**Required action:**
The exercise asks you to copy every line below in which "ácido" appears.

Records contained in a dataset
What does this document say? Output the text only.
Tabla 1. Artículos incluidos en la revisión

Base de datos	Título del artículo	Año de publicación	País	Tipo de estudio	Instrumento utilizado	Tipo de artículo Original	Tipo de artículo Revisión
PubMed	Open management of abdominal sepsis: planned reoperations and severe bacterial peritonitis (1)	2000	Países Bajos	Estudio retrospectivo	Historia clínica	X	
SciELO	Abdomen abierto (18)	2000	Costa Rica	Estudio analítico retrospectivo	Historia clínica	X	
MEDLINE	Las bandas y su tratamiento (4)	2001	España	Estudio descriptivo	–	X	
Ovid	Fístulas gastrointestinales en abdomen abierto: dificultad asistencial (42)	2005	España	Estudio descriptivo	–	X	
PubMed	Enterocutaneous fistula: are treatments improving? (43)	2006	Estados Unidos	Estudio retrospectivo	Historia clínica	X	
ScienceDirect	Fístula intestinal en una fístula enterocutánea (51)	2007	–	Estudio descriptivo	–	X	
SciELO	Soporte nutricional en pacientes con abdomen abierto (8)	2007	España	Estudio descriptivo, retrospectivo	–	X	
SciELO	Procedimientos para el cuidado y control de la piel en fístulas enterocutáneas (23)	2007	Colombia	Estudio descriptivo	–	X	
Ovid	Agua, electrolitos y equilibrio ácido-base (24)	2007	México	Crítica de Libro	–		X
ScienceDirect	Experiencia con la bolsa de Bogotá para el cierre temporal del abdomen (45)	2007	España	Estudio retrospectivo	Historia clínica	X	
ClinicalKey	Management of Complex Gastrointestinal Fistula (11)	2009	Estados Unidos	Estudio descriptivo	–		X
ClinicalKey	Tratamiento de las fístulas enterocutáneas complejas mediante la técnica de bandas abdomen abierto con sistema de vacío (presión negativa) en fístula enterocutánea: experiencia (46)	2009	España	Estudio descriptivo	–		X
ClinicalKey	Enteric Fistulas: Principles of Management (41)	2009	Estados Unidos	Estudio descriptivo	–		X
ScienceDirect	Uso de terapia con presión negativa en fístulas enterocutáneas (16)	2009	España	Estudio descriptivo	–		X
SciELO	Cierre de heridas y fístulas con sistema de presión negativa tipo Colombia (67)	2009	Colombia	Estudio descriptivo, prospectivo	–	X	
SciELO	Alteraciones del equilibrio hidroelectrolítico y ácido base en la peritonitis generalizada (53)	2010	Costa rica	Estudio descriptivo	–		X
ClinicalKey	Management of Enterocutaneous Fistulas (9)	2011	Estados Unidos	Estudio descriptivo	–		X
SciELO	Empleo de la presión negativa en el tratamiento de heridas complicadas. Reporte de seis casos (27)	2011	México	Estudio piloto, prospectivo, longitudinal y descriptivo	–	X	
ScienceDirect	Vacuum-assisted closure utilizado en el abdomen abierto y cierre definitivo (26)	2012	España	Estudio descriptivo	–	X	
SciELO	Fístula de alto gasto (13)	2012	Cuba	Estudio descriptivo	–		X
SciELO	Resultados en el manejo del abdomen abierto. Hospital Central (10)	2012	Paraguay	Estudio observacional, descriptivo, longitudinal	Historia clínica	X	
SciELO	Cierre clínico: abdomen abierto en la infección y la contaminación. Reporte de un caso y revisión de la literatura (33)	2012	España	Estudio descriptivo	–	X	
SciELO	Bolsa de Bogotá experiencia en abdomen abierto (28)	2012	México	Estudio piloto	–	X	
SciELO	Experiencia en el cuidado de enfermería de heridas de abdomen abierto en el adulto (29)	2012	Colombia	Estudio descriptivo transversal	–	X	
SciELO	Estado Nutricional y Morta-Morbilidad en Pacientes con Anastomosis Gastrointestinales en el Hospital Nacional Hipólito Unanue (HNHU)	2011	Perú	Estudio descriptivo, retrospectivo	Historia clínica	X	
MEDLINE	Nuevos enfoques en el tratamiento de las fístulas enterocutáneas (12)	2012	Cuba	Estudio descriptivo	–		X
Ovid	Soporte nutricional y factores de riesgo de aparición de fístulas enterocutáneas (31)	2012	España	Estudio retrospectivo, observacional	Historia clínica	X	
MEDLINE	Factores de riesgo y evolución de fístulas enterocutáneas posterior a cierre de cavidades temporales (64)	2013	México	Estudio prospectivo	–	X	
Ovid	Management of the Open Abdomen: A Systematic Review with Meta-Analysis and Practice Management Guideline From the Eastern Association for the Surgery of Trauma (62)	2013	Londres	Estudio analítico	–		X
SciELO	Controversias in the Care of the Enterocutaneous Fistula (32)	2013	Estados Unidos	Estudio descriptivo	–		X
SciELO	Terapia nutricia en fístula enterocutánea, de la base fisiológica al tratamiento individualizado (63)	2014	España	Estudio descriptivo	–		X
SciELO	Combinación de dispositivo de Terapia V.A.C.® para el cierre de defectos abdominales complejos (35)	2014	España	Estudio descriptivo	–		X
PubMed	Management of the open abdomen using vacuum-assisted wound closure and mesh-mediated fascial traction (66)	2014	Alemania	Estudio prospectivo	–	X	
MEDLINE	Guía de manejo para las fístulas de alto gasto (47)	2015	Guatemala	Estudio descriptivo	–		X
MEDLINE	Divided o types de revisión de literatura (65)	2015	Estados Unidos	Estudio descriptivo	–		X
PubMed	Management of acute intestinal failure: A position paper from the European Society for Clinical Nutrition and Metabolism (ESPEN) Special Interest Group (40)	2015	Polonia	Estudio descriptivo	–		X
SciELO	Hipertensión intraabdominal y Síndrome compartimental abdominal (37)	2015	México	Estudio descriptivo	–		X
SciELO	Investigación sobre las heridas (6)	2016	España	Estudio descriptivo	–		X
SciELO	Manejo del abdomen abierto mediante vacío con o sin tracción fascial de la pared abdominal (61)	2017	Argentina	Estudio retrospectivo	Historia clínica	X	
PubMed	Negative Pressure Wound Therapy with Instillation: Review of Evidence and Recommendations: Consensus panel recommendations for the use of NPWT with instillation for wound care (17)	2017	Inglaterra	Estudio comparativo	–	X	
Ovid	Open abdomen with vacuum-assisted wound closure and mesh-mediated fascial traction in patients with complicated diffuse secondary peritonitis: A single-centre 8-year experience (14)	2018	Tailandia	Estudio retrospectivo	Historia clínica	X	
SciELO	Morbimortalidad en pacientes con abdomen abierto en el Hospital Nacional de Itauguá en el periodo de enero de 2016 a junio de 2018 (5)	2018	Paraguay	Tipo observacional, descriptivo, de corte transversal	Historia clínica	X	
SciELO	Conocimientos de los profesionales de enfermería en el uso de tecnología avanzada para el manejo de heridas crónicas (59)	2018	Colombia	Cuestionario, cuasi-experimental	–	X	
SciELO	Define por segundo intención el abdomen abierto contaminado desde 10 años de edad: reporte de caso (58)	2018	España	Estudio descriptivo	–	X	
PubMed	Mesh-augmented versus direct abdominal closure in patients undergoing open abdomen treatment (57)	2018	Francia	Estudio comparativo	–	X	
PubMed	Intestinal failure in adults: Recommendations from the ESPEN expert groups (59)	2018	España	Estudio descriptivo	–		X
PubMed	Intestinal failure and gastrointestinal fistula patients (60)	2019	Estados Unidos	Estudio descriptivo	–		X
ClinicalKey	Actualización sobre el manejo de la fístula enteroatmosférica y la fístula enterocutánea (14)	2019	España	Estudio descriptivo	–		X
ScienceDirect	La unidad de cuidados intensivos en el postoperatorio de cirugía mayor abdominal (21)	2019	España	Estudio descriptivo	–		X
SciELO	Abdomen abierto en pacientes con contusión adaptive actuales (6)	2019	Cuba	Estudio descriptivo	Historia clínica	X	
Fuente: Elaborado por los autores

**Written answer:**
Ovid	Agua, electrolitos y equilibrio ácido-base (24)	2007	México	Crítica de Libro	–		X
SciELO	Alteraciones del equilibrio hidroelectrolítico y ácido base en la peritonitis generalizada (53)	2010	Costa rica	Estudio descriptivo	–		X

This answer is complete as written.